■ **WHAT IS EXPECTED**
Locate the lines of the listing below that hold "услуг", then copy each of them.

■ **GIVEN RECORDS**
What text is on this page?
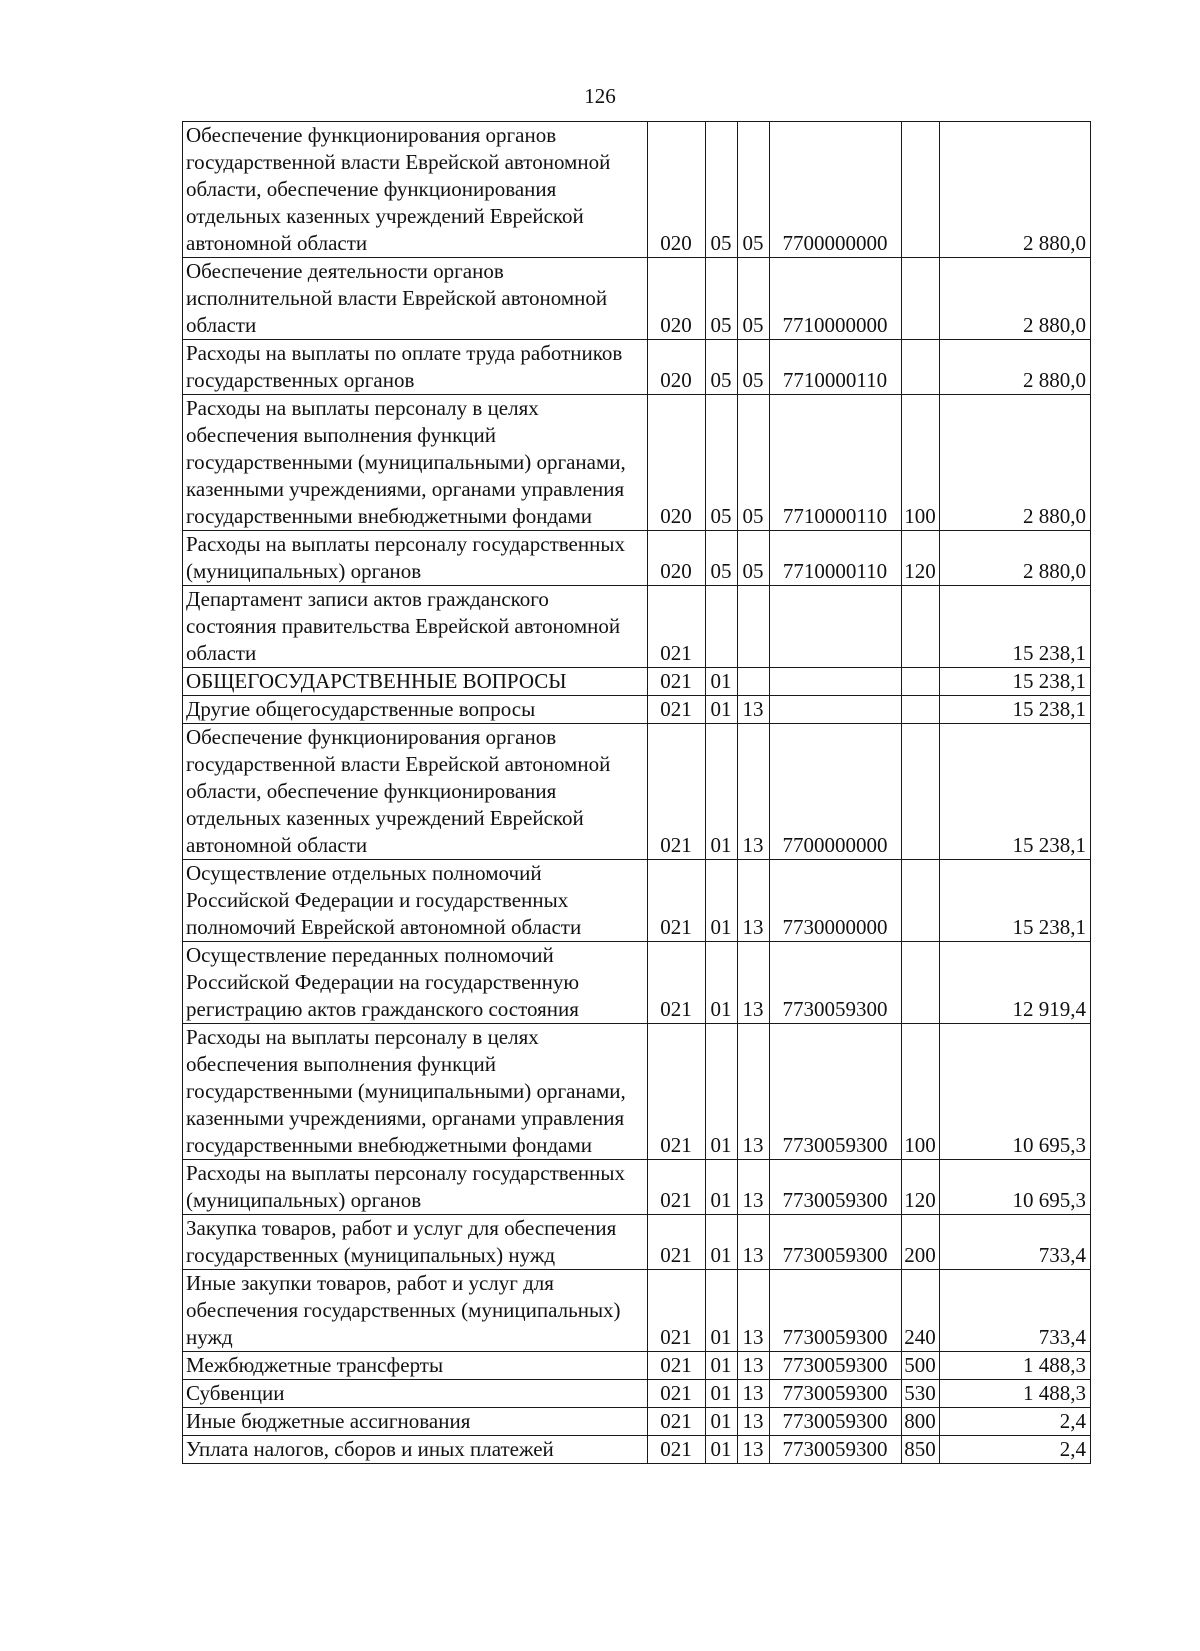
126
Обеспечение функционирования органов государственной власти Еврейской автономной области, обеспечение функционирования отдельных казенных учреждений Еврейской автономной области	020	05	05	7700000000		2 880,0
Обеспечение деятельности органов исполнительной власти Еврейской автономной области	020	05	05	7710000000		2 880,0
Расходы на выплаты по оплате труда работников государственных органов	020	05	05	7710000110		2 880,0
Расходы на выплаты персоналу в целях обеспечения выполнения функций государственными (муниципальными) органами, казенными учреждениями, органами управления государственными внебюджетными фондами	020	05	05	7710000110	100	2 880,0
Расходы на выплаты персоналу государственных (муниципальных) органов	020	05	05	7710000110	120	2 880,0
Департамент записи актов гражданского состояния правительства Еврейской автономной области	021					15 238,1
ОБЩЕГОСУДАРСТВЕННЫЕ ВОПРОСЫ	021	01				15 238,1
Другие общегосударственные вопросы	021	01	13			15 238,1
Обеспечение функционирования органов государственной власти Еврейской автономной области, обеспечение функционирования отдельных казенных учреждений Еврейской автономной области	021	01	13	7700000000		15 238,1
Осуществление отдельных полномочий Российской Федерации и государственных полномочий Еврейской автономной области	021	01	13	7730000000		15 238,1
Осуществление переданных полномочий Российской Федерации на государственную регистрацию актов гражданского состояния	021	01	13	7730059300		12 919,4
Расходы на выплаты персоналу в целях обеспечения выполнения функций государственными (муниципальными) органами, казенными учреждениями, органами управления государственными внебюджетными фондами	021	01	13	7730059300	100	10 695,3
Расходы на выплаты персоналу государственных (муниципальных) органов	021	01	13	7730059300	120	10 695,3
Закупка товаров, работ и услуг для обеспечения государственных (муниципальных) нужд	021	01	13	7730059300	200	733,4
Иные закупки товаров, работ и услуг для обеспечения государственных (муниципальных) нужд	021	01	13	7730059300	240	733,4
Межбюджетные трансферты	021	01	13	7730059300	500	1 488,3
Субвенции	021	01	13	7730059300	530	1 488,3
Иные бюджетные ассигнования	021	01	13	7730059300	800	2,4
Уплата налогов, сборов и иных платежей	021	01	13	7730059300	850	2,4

--

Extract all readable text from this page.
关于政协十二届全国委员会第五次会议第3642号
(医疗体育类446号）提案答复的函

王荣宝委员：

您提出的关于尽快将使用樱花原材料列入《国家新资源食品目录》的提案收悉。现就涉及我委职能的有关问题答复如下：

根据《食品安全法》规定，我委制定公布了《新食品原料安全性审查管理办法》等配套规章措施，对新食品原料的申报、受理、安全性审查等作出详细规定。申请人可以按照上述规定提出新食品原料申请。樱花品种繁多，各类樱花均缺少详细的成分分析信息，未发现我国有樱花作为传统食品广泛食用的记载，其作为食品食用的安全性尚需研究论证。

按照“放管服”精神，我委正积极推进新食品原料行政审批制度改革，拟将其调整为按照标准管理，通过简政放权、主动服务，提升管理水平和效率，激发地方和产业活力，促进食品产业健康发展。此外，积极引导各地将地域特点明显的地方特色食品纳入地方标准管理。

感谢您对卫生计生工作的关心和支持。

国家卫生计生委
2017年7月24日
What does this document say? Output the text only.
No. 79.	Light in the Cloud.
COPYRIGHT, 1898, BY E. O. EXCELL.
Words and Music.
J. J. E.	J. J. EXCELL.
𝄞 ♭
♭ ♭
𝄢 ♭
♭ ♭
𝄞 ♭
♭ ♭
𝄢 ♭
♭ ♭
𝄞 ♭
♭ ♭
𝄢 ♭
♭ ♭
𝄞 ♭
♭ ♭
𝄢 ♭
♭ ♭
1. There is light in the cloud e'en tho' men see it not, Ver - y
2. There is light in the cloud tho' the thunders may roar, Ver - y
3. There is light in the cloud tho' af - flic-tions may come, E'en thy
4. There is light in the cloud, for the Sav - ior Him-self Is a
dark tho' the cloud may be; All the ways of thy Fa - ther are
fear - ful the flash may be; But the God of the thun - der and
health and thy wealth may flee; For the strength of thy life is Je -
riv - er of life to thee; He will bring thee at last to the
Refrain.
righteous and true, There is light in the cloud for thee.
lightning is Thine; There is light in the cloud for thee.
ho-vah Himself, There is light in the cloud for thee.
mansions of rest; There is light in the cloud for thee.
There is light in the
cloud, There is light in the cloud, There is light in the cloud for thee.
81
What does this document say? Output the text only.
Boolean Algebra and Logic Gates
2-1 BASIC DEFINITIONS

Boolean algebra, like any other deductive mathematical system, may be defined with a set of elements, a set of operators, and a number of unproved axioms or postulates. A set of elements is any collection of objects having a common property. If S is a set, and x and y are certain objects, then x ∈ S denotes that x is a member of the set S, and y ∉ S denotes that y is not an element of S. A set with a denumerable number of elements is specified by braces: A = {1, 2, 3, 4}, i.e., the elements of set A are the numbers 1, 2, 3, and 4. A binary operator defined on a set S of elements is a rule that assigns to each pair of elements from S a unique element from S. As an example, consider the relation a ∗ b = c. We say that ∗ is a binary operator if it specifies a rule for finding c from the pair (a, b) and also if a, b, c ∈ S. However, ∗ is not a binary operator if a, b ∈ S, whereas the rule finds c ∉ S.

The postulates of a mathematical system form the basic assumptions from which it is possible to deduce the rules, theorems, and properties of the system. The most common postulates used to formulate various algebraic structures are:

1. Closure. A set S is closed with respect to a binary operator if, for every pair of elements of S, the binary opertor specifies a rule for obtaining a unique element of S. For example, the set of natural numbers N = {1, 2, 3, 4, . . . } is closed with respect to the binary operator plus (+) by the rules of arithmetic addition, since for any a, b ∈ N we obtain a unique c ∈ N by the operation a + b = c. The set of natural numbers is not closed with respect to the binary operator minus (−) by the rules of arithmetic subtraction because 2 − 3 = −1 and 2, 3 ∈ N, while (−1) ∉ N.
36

...

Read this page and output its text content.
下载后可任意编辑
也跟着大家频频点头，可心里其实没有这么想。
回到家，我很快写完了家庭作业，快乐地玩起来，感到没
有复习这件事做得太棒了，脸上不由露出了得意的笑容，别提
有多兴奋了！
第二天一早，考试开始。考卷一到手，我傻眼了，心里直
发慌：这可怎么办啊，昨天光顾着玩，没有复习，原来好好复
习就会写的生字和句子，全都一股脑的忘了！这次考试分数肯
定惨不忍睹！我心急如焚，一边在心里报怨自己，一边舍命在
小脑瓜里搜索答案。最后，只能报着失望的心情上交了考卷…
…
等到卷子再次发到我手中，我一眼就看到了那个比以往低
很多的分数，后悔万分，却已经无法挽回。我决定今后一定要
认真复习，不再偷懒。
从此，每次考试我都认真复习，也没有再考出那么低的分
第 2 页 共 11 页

■ **SOLUTION TO THIS PROBLEM**
Закупка товаров, работ и услуг для обеспечения государственных (муниципальных) нужд	021	01	13	7730059300	200	733,4
Иные закупки товаров, работ и услуг для обеспечения государственных (муниципальных) нужд	021	01	13	7730059300	240	733,4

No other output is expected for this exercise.